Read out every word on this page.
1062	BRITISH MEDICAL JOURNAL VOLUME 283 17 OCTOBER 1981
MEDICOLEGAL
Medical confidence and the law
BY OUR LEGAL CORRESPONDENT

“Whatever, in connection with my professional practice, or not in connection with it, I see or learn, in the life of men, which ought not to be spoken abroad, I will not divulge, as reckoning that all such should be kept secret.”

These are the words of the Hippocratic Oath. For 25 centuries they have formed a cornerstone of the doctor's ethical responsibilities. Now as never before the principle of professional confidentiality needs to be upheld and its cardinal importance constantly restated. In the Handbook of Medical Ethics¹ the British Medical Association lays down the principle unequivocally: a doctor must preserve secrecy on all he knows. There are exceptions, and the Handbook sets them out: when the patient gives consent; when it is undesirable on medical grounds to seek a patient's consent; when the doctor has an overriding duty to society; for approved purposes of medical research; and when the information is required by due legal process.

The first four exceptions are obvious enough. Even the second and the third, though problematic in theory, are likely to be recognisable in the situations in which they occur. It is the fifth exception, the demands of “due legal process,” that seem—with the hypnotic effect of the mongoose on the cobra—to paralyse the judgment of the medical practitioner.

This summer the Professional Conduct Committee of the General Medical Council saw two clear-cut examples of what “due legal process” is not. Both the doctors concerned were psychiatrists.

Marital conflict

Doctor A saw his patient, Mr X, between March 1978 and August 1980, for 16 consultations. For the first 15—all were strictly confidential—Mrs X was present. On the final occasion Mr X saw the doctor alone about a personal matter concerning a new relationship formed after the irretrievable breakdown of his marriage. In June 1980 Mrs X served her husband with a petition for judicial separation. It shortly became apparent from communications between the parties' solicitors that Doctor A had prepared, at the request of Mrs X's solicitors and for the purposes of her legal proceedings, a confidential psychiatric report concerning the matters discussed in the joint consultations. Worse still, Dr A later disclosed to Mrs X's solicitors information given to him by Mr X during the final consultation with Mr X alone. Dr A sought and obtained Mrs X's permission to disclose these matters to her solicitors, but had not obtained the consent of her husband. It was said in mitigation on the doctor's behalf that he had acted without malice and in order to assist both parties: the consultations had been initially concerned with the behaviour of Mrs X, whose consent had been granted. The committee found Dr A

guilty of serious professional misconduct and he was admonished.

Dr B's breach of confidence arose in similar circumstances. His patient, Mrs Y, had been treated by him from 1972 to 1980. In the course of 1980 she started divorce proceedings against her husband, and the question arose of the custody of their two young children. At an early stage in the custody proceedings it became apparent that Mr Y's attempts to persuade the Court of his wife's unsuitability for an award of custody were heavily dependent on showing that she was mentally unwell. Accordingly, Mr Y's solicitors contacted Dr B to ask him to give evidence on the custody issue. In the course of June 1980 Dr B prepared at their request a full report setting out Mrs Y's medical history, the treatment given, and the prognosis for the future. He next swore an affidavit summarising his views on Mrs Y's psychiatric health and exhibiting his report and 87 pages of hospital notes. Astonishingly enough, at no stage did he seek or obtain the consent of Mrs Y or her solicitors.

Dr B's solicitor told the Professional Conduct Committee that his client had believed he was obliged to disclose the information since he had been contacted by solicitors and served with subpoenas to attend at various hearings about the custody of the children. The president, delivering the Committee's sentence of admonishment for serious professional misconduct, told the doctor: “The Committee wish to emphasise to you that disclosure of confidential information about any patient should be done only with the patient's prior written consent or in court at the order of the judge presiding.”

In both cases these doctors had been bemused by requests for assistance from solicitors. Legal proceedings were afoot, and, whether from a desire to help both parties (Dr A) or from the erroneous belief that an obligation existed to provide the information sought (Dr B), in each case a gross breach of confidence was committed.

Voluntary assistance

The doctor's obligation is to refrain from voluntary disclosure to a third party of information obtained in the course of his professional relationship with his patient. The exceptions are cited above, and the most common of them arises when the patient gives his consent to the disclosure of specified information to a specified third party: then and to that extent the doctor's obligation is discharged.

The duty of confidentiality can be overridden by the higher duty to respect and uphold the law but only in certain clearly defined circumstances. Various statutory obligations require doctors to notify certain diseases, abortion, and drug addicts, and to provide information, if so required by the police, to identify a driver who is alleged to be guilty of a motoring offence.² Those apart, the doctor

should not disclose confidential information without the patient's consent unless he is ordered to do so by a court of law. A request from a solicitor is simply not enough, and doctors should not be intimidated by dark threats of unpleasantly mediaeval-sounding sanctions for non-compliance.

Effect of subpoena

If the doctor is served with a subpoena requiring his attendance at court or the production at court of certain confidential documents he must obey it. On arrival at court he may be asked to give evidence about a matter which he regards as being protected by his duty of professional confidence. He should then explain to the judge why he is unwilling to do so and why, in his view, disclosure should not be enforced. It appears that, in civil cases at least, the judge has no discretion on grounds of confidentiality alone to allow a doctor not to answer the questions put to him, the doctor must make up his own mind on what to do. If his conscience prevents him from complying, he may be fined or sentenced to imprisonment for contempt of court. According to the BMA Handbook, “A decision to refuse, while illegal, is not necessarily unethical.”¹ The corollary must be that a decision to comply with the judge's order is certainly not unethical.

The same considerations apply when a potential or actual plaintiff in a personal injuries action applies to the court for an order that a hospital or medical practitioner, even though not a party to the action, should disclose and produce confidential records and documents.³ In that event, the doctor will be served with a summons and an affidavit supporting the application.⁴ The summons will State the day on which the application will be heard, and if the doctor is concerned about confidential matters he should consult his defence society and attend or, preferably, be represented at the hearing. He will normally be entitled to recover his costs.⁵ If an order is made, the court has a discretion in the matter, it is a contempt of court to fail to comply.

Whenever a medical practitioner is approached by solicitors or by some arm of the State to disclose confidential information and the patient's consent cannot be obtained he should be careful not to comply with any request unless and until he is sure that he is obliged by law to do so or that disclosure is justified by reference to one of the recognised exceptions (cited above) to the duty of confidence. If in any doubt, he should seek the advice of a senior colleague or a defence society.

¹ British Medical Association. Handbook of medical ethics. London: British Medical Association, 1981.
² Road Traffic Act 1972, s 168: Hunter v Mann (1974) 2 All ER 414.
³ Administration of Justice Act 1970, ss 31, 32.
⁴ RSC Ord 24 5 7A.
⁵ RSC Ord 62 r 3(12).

......

# Aim
State how many lines of the listing above include the word "serious". Give nothing but the number.

# Solution for this exercise
2